▶ _Task prompt_
Reproduce the lines of the material exactly, excluding every image.

▶ _Information supplied_
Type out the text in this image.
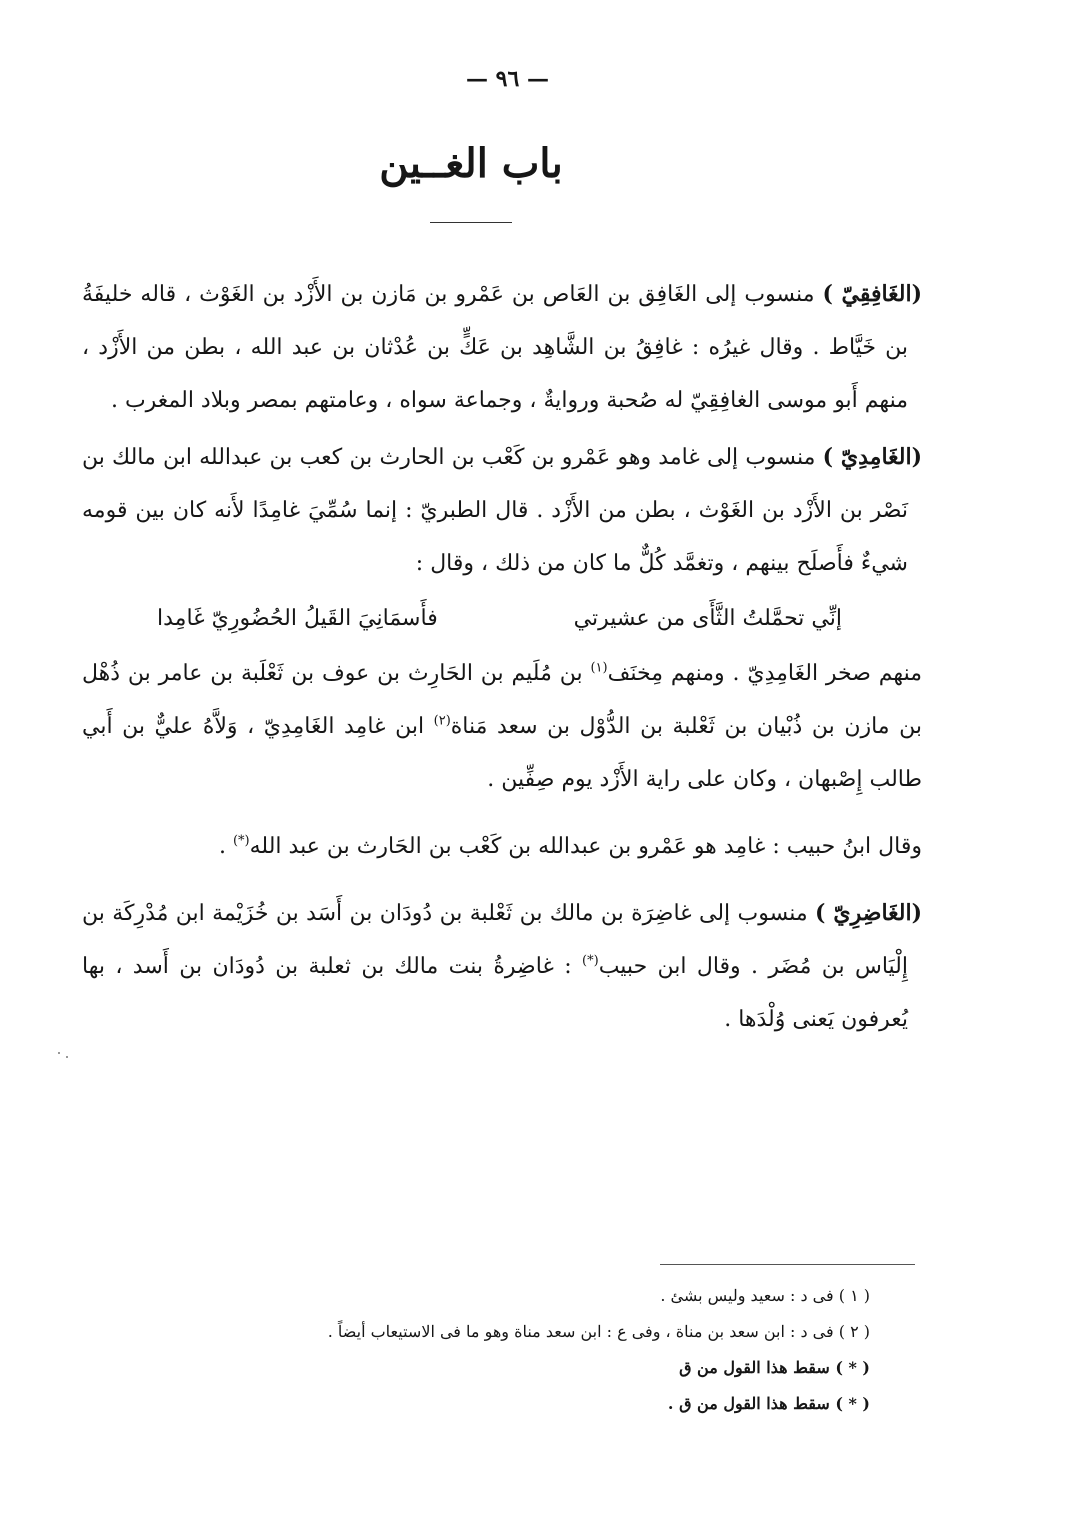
— ٩٦ —
باب الغــين

(الغَافِقِيّ ) منسوب إلى الغَافِق بن العَاص بن عَمْرو بن مَازن بن الأَزْد بن الغَوْث ، قاله خليفَةُ بن خَيَّاط . وقال غيرُه : غافِقُ بن الشَّاهِد بن عَكٍّ بن عُدْثان بن عبد الله ، بطن من الأَزْد ، منهم أَبو موسى الغافِقِيّ له صُحبة وروايةٌ ، وجماعة سواه ، وعامتهم بمصر وبلاد المغرب .

(الغَامِدِيّ ) منسوب إلى غامد وهو عَمْرو بن كَعْب بن الحارث بن كعب بن عبدالله ابن مالك بن نَصْر بن الأَزْد بن الغَوْث ، بطن من الأَزْد . قال الطبريّ : إنما سُمِّيَ غامِدًا لأَنه كان بين قومه شيءٌ فأَصلَح بينهم ، وتغمَّد كُلٌّ ما كان من ذلك ، وقال :

إنِّي تحمَّلتُ الثَّأَى من عشيرتي
فأَسمَانِيَ القَيلُ الحُضُورِيّ غَامِدا

منهم صخر الغَامِدِيّ . ومنهم مِخنَف$^{(١)}$ بن مُلَيم بن الحَارِث بن عوف بن ثَعْلَبة بن عامر بن ذُهْل بن مازن بن ذُبْيان بن ثَعْلبة بن الدُّوْل بن سعد مَناة$^{(٢)}$ ابن غامِد الغَامِدِيّ ، وَلاَّهُ عليٌّ بن أَبي طالب إِصْبهان ، وكان على راية الأَزْد يوم صِفِّين .

وقال ابنُ حبيب : غامِد هو عَمْرو بن عبدالله بن كَعْب بن الحَارث بن عبد الله(*) .

(الغَاضِرِيّ ) منسوب إلى غاضِرَة بن مالك بن ثَعْلبة بن دُودَان بن أَسَد بن خُزَيْمة ابن مُدْرِكَة بن إِلْيَاس بن مُضَر . وقال ابن حبيب(*) : غاضِرةُ بنت مالك بن ثعلبة بن دُودَان بن أَسد ، بها يُعرفون يَعنى وُلْدَها .

( ١ ) فى د : سعيد وليس بشئ .

( ٢ ) فى د : ابن سعد بن مناة ، وفى ع : ابن سعد مناة وهو ما فى الاستيعاب أيضاً .

( * ) سقط هذا القول من ق

( * ) سقط هذا القول من ق .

▶ _Result for this exercise_
Type out the text in this image.
— ٩٦ —
باب الغــين

(الغَافِقِيّ ) منسوب إلى الغَافِق بن العَاص بن عَمْرو بن مَازن بن الأَزْد بن الغَوْث ، قاله خليفَةُ بن خَيَّاط . وقال غيرُه : غافِقُ بن الشَّاهِد بن عَكٍّ بن عُدْثان بن عبد الله ، بطن من الأَزْد ، منهم أَبو موسى الغافِقِيّ له صُحبة وروايةٌ ، وجماعة سواه ، وعامتهم بمصر وبلاد المغرب .

(الغَامِدِيّ ) منسوب إلى غامد وهو عَمْرو بن كَعْب بن الحارث بن كعب بن عبدالله ابن مالك بن نَصْر بن الأَزْد بن الغَوْث ، بطن من الأَزْد . قال الطبريّ : إنما سُمِّيَ غامِدًا لأَنه كان بين قومه شيءٌ فأَصلَح بينهم ، وتغمَّد كُلٌّ ما كان من ذلك ، وقال :

إنِّي تحمَّلتُ الثَّأَى من عشيرتي
فأَسمَانِيَ القَيلُ الحُضُورِيّ غَامِدا

منهم صخر الغَامِدِيّ . ومنهم مِخنَف$^{(١)}$ بن مُلَيم بن الحَارِث بن عوف بن ثَعْلَبة بن عامر بن ذُهْل بن مازن بن ذُبْيان بن ثَعْلبة بن الدُّوْل بن سعد مَناة$^{(٢)}$ ابن غامِد الغَامِدِيّ ، وَلاَّهُ عليٌّ بن أَبي طالب إِصْبهان ، وكان على راية الأَزْد يوم صِفِّين .

وقال ابنُ حبيب : غامِد هو عَمْرو بن عبدالله بن كَعْب بن الحَارث بن عبد الله(*) .

(الغَاضِرِيّ ) منسوب إلى غاضِرَة بن مالك بن ثَعْلبة بن دُودَان بن أَسَد بن خُزَيْمة ابن مُدْرِكَة بن إِلْيَاس بن مُضَر . وقال ابن حبيب(*) : غاضِرةُ بنت مالك بن ثعلبة بن دُودَان بن أَسد ، بها يُعرفون يَعنى وُلْدَها .

( ١ ) فى د : سعيد وليس بشئ .

( ٢ ) فى د : ابن سعد بن مناة ، وفى ع : ابن سعد مناة وهو ما فى الاستيعاب أيضاً .

( * ) سقط هذا القول من ق

( * ) سقط هذا القول من ق .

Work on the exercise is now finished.